**GIVEN TASK**:
Among the entries that follow, tally the lines with the string "your". Give no more than the number.
_____
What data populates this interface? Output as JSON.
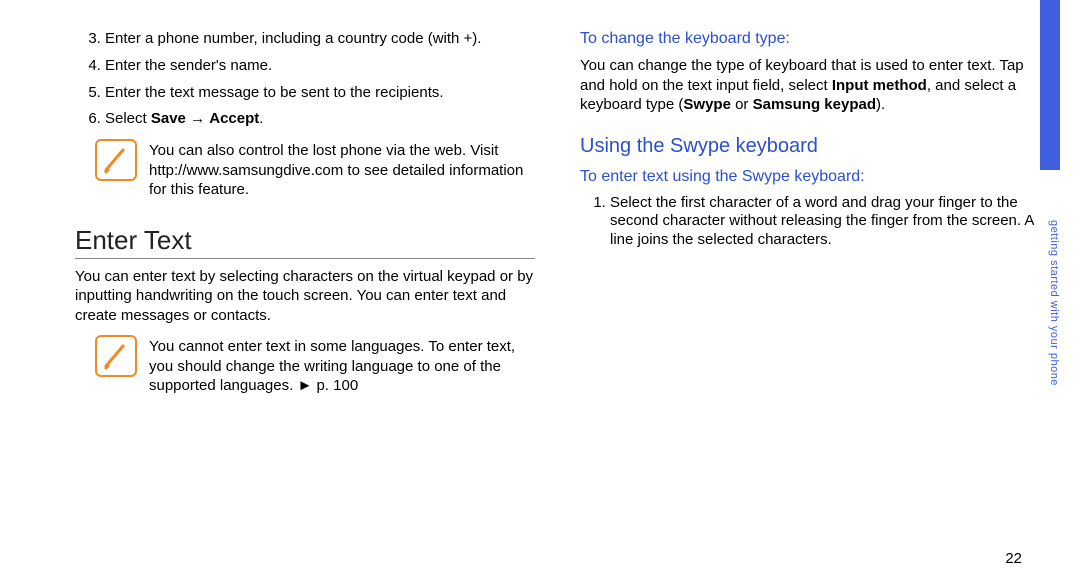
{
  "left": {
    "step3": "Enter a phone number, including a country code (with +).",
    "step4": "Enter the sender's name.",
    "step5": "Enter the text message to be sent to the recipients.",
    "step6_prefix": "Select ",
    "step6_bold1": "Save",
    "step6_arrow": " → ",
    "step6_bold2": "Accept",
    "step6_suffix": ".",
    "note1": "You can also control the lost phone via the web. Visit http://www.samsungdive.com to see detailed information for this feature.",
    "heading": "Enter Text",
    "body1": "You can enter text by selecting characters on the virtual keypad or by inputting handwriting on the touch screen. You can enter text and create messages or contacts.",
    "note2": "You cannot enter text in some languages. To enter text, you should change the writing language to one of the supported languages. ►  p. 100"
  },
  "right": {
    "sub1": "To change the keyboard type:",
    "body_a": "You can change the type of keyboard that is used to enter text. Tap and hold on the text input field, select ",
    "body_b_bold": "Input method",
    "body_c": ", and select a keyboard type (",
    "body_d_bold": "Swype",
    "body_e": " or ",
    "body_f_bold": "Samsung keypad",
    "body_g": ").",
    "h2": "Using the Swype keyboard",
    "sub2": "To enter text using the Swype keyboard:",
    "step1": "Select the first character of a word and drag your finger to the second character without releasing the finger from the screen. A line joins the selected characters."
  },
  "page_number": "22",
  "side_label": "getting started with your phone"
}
_____
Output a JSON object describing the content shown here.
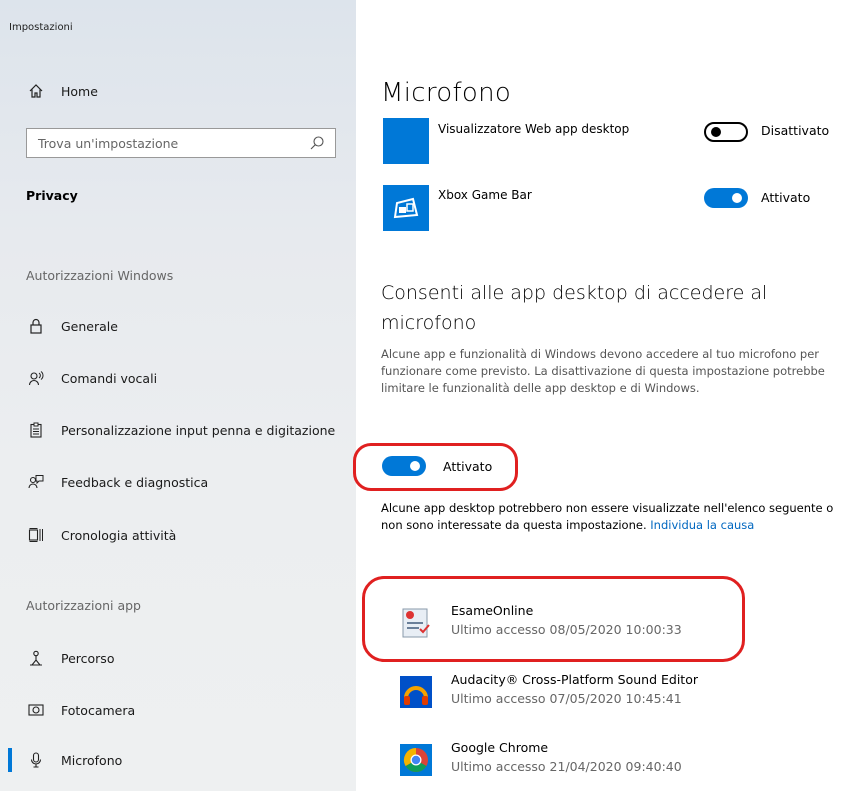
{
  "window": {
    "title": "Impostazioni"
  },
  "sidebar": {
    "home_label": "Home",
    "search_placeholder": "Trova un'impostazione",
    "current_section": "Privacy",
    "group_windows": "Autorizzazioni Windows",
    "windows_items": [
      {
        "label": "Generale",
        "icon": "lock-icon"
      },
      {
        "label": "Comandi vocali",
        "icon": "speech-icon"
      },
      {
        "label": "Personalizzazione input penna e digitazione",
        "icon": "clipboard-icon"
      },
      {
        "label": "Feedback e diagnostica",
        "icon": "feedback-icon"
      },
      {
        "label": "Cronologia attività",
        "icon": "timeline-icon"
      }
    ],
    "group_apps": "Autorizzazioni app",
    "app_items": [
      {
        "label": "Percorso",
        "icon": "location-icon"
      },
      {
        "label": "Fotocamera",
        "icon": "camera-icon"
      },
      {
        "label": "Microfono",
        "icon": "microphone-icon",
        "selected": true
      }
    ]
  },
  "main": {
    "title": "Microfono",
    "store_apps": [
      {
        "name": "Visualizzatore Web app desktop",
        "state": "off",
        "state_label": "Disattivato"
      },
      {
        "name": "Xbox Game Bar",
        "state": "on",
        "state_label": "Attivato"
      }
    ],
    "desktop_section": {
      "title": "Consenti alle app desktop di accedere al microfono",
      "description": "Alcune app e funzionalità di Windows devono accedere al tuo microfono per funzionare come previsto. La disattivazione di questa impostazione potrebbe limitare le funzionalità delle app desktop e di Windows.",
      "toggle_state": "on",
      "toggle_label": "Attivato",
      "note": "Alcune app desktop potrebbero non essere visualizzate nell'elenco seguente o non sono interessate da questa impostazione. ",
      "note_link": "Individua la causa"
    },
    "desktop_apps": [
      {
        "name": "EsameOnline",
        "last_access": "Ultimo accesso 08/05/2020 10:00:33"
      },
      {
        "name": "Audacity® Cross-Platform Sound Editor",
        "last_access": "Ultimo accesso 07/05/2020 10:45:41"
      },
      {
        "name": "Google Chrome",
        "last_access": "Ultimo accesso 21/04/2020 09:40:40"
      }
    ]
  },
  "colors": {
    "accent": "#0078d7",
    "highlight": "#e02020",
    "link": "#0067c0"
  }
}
_____
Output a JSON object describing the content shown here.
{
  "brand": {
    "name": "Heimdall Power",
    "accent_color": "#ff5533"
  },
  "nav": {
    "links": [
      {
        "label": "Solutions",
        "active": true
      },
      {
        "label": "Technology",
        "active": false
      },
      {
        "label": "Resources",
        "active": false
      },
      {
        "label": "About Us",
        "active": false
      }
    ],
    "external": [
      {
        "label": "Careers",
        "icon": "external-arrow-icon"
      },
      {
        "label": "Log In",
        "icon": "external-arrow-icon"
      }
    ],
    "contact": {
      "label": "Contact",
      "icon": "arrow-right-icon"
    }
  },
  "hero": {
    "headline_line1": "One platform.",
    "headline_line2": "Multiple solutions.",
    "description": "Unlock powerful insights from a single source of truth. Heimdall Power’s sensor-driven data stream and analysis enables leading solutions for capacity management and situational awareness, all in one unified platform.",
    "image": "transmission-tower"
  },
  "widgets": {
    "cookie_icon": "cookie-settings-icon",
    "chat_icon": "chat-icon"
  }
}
_____
**CORRECT RESPONSE**:
2